▸ WHAT NEEDS TO BE DONE:
Copy these rows back word for word, leaving out the pictures.

▸ RAW DATA:
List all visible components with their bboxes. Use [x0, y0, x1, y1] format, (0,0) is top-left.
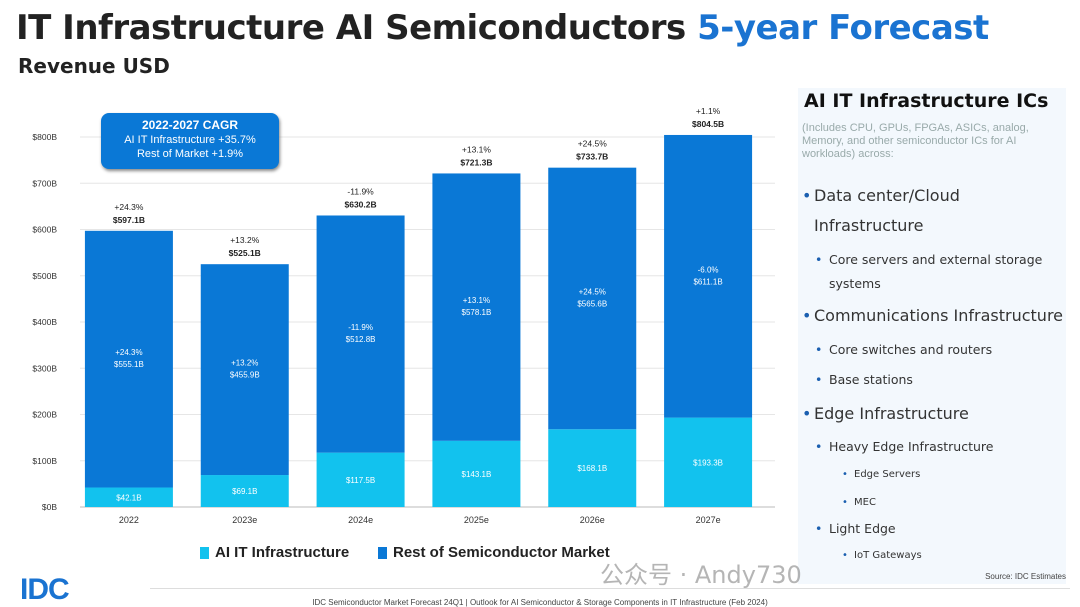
- cagr-rest: Rest of Market +1.9%: [136, 148, 244, 160]
- item-edge: Edge Infrastructure: [802, 404, 969, 423]
- x-tick-label: 2026e: [580, 515, 605, 525]
- footer-divider: [150, 588, 1070, 589]
- total-value-label: $630.2B: [345, 200, 377, 210]
- y-tick-label: $800B: [32, 132, 57, 142]
- rest-growth-label: +13.2%: [231, 359, 258, 368]
- sidebar-panel: AI IT Infrastructure ICs (Includes CPU, …: [798, 88, 1066, 584]
- rest-growth-label: +24.3%: [115, 348, 142, 357]
- legend-rest: Rest of Semiconductor Market: [378, 544, 610, 561]
- bar-rest-segment: [200, 264, 289, 476]
- title-main: IT Infrastructure AI Semiconductors: [16, 8, 686, 48]
- bar-ai-segment: [664, 417, 753, 507]
- total-growth-label: +13.1%: [462, 144, 492, 154]
- total-growth-label: +24.3%: [114, 202, 144, 212]
- item-datacenter-cont: Infrastructure: [814, 216, 924, 235]
- item-light-edge: Light Edge: [815, 521, 896, 536]
- item-edge-servers: Edge Servers: [842, 469, 920, 480]
- footer-text: IDC Semiconductor Market Forecast 24Q1 |…: [312, 598, 768, 607]
- rest-value-label: $455.9B: [230, 371, 260, 380]
- legend-swatch-rest: [378, 546, 387, 559]
- bar-rest-segment: [432, 173, 521, 441]
- sidebar-title: AI IT Infrastructure ICs: [804, 90, 1049, 112]
- rest-growth-label: -6.0%: [698, 265, 719, 274]
- item-communications: Communications Infrastructure: [802, 306, 1063, 325]
- legend-swatch-ai: [200, 546, 209, 559]
- cagr-callout: 2022-2027 CAGR AI IT Infrastructure +35.…: [101, 113, 279, 169]
- bar-ai-segment: [548, 429, 637, 507]
- y-tick-label: $0B: [42, 502, 57, 512]
- page-title: IT Infrastructure AI Semiconductors 5-ye…: [16, 8, 989, 48]
- y-tick-label: $200B: [32, 410, 57, 420]
- item-core-switches: Core switches and routers: [815, 342, 992, 357]
- rest-growth-label: +24.5%: [579, 287, 606, 296]
- rest-value-label: $512.8B: [346, 335, 376, 344]
- bar-rest-segment: [548, 167, 637, 430]
- y-tick-label: $600B: [32, 225, 57, 235]
- rest-value-label: $578.1B: [462, 308, 492, 317]
- item-mec: MEC: [842, 497, 876, 508]
- legend-label-ai: AI IT Infrastructure: [215, 544, 350, 561]
- ai-value-label: $193.3B: [693, 458, 723, 467]
- item-heavy-edge: Heavy Edge Infrastructure: [815, 439, 994, 454]
- total-value-label: $733.7B: [576, 152, 608, 162]
- item-core-servers-cont: systems: [829, 276, 881, 291]
- x-tick-label: 2027e: [696, 515, 721, 525]
- bar-ai-segment: [432, 440, 521, 507]
- x-tick-label: 2024e: [348, 515, 373, 525]
- legend-ai: AI IT Infrastructure: [200, 544, 349, 561]
- y-tick-label: $700B: [32, 178, 57, 188]
- ai-value-label: $69.1B: [232, 487, 257, 496]
- total-growth-label: +13.2%: [230, 235, 260, 245]
- item-datacenter: Data center/Cloud: [802, 186, 960, 205]
- bar-ai-segment: [316, 452, 405, 507]
- bar-ai-segment: [200, 475, 289, 507]
- item-base-stations: Base stations: [815, 372, 913, 387]
- y-tick-label: $400B: [32, 317, 57, 327]
- subtitle: Revenue USD: [18, 54, 170, 78]
- ai-value-label: $117.5B: [346, 476, 375, 485]
- cagr-ai: AI IT Infrastructure +35.7%: [124, 134, 256, 146]
- bar-rest-segment: [664, 134, 753, 418]
- bar-rest-segment: [316, 215, 405, 453]
- y-tick-label: $500B: [32, 271, 57, 281]
- total-value-label: $804.5B: [692, 119, 724, 129]
- sidebar-note: (Includes CPU, GPUs, FPGAs, ASICs, analo…: [802, 122, 1029, 160]
- y-tick-label: $300B: [32, 363, 57, 373]
- total-value-label: $525.1B: [229, 248, 261, 258]
- total-value-label: $721.3B: [460, 157, 492, 167]
- rest-growth-label: +13.1%: [463, 296, 490, 305]
- rest-growth-label: -11.9%: [348, 323, 373, 332]
- item-core-servers: Core servers and external storage: [815, 252, 1042, 267]
- cagr-heading: 2022-2027 CAGR: [141, 118, 239, 132]
- stacked-bar-chart: $0B $100B $200B $300B $400B $500B $600B $700B $8…: [32, 106, 775, 525]
- title-highlight: 5-year Forecast: [697, 8, 989, 48]
- ai-value-label: $143.1B: [462, 470, 492, 479]
- x-tick-label: 2023e: [232, 515, 257, 525]
- watermark: 公众号 · Andy730: [600, 561, 802, 589]
- total-value-label: $597.1B: [113, 215, 145, 225]
- ai-value-label: $168.1B: [577, 464, 607, 473]
- idc-logo: IDC: [20, 573, 70, 606]
- bar-rest-segment: [84, 230, 173, 488]
- rest-value-label: $555.1B: [114, 360, 144, 369]
- x-tick-label: 2022: [119, 515, 139, 525]
- rest-value-label: $565.6B: [577, 299, 607, 308]
- total-growth-label: +24.5%: [578, 139, 608, 149]
- bar-ai-segment: [84, 487, 173, 507]
- y-tick-label: $100B: [32, 456, 57, 466]
- total-growth-label: -11.9%: [347, 187, 374, 197]
- source-note: Source: IDC Estimates: [985, 572, 1066, 581]
- total-growth-label: +1.1%: [696, 106, 721, 116]
- legend-label-rest: Rest of Semiconductor Market: [393, 544, 610, 561]
- item-iot-gateways: IoT Gateways: [842, 550, 922, 561]
- x-tick-label: 2025e: [464, 515, 489, 525]
- ai-value-label: $42.1B: [116, 493, 141, 502]
- rest-value-label: $611.1B: [693, 277, 722, 286]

▸ WRITTEN ANSWER:
List all visible components with their bboxes. Use [x0, y0, x1, y1] format, (0,0) is top-left.
- cagr-rest: Rest of Market +1.9%: [136, 148, 244, 160]
- item-edge: Edge Infrastructure: [802, 404, 969, 423]
- x-tick-label: 2026e: [580, 515, 605, 525]
- footer-divider: [150, 588, 1070, 589]
- total-value-label: $630.2B: [345, 200, 377, 210]
- y-tick-label: $800B: [32, 132, 57, 142]
- rest-growth-label: +13.2%: [231, 359, 258, 368]
- sidebar-panel: AI IT Infrastructure ICs (Includes CPU, …: [798, 88, 1066, 584]
- rest-growth-label: +24.3%: [115, 348, 142, 357]
- legend-rest: Rest of Semiconductor Market: [378, 544, 610, 561]
- bar-rest-segment: [200, 264, 289, 476]
- title-main: IT Infrastructure AI Semiconductors: [16, 8, 686, 48]
- bar-ai-segment: [664, 417, 753, 507]
- total-growth-label: +13.1%: [462, 144, 492, 154]
- total-growth-label: +24.3%: [114, 202, 144, 212]
- item-datacenter-cont: Infrastructure: [814, 216, 924, 235]
- item-light-edge: Light Edge: [815, 521, 896, 536]
- item-edge-servers: Edge Servers: [842, 469, 920, 480]
- footer-text: IDC Semiconductor Market Forecast 24Q1 |…: [312, 598, 768, 607]
- rest-value-label: $455.9B: [230, 371, 260, 380]
- legend-swatch-rest: [378, 546, 387, 559]
- bar-rest-segment: [432, 173, 521, 441]
- sidebar-title: AI IT Infrastructure ICs: [804, 90, 1049, 112]
- rest-growth-label: -6.0%: [698, 265, 719, 274]
- item-communications: Communications Infrastructure: [802, 306, 1063, 325]
- legend-swatch-ai: [200, 546, 209, 559]
- cagr-callout: 2022-2027 CAGR AI IT Infrastructure +35.…: [101, 113, 279, 169]
- bar-ai-segment: [548, 429, 637, 507]
- y-tick-label: $0B: [42, 502, 57, 512]
- page-title: IT Infrastructure AI Semiconductors 5-ye…: [16, 8, 989, 48]
- y-tick-label: $200B: [32, 410, 57, 420]
- item-core-switches: Core switches and routers: [815, 342, 992, 357]
- rest-growth-label: +24.5%: [579, 287, 606, 296]
- rest-value-label: $512.8B: [346, 335, 376, 344]
- bar-rest-segment: [548, 167, 637, 430]
- y-tick-label: $600B: [32, 225, 57, 235]
- rest-value-label: $578.1B: [462, 308, 492, 317]
- item-mec: MEC: [842, 497, 876, 508]
- legend-label-ai: AI IT Infrastructure: [215, 544, 350, 561]
- ai-value-label: $193.3B: [693, 458, 723, 467]
- item-heavy-edge: Heavy Edge Infrastructure: [815, 439, 994, 454]
- total-value-label: $733.7B: [576, 152, 608, 162]
- item-core-servers-cont: systems: [829, 276, 881, 291]
- x-tick-label: 2027e: [696, 515, 721, 525]
- bar-ai-segment: [432, 440, 521, 507]
- x-tick-label: 2024e: [348, 515, 373, 525]
- legend-ai: AI IT Infrastructure: [200, 544, 349, 561]
- y-tick-label: $700B: [32, 178, 57, 188]
- ai-value-label: $69.1B: [232, 487, 257, 496]
- total-growth-label: +13.2%: [230, 235, 260, 245]
- item-datacenter: Data center/Cloud: [802, 186, 960, 205]
- bar-ai-segment: [316, 452, 405, 507]
- bar-ai-segment: [200, 475, 289, 507]
- item-base-stations: Base stations: [815, 372, 913, 387]
- y-tick-label: $400B: [32, 317, 57, 327]
- subtitle: Revenue USD: [18, 54, 170, 78]
- ai-value-label: $117.5B: [346, 476, 375, 485]
- cagr-ai: AI IT Infrastructure +35.7%: [124, 134, 256, 146]
- bar-rest-segment: [664, 134, 753, 418]
- bar-rest-segment: [316, 215, 405, 453]
- y-tick-label: $500B: [32, 271, 57, 281]
- total-value-label: $804.5B: [692, 119, 724, 129]
- sidebar-note: (Includes CPU, GPUs, FPGAs, ASICs, analo…: [802, 122, 1029, 160]
- y-tick-label: $300B: [32, 363, 57, 373]
- total-value-label: $525.1B: [229, 248, 261, 258]
- total-value-label: $721.3B: [460, 157, 492, 167]
- rest-growth-label: +13.1%: [463, 296, 490, 305]
- rest-growth-label: -11.9%: [348, 323, 373, 332]
- item-core-servers: Core servers and external storage: [815, 252, 1042, 267]
- cagr-heading: 2022-2027 CAGR: [141, 118, 239, 132]
- stacked-bar-chart: $0B $100B $200B $300B $400B $500B $600B $700B $8…: [32, 106, 775, 525]
- title-highlight: 5-year Forecast: [697, 8, 989, 48]
- ai-value-label: $143.1B: [462, 470, 492, 479]
- x-tick-label: 2023e: [232, 515, 257, 525]
- watermark: 公众号 · Andy730: [600, 561, 802, 589]
- total-value-label: $597.1B: [113, 215, 145, 225]
- ai-value-label: $168.1B: [577, 464, 607, 473]
- idc-logo: IDC: [20, 573, 70, 606]
- bar-rest-segment: [84, 230, 173, 488]
- rest-value-label: $555.1B: [114, 360, 144, 369]
- x-tick-label: 2022: [119, 515, 139, 525]
- rest-value-label: $565.6B: [577, 299, 607, 308]
- total-growth-label: +24.5%: [578, 139, 608, 149]
- bar-ai-segment: [84, 487, 173, 507]
- y-tick-label: $100B: [32, 456, 57, 466]
- total-growth-label: -11.9%: [347, 187, 374, 197]
- source-note: Source: IDC Estimates: [985, 572, 1066, 581]
- total-growth-label: +1.1%: [696, 106, 721, 116]
- legend-label-rest: Rest of Semiconductor Market: [393, 544, 610, 561]
- item-iot-gateways: IoT Gateways: [842, 550, 922, 561]
- x-tick-label: 2025e: [464, 515, 489, 525]
- ai-value-label: $42.1B: [116, 493, 141, 502]
- rest-value-label: $611.1B: [693, 277, 722, 286]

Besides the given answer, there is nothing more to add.